- Description of the task:
The data below is to be returned in full and exactly.

[Dataset entries]
╭──

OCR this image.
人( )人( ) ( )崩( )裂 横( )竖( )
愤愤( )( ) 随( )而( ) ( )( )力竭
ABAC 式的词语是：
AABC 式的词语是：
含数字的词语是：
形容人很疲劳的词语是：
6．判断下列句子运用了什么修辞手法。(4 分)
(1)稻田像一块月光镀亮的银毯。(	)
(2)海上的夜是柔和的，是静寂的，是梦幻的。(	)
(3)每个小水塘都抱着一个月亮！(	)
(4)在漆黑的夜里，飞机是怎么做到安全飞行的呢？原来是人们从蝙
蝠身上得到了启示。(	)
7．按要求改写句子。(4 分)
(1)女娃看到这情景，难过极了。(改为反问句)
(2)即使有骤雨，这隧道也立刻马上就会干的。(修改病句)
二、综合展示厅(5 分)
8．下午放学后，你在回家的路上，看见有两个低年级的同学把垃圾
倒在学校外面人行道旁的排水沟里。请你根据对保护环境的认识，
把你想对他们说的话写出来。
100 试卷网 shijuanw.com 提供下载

╰──

- Exercise result:
OCR this image.
人( )人( ) ( )崩( )裂 横( )竖( )
愤愤( )( ) 随( )而( ) ( )( )力竭
ABAC 式的词语是：
AABC 式的词语是：
含数字的词语是：
形容人很疲劳的词语是：
6．判断下列句子运用了什么修辞手法。(4 分)
(1)稻田像一块月光镀亮的银毯。(	)
(2)海上的夜是柔和的，是静寂的，是梦幻的。(	)
(3)每个小水塘都抱着一个月亮！(	)
(4)在漆黑的夜里，飞机是怎么做到安全飞行的呢？原来是人们从蝙
蝠身上得到了启示。(	)
7．按要求改写句子。(4 分)
(1)女娃看到这情景，难过极了。(改为反问句)
(2)即使有骤雨，这隧道也立刻马上就会干的。(修改病句)
二、综合展示厅(5 分)
8．下午放学后，你在回家的路上，看见有两个低年级的同学把垃圾
倒在学校外面人行道旁的排水沟里。请你根据对保护环境的认识，
把你想对他们说的话写出来。
100 试卷网 shijuanw.com 提供下载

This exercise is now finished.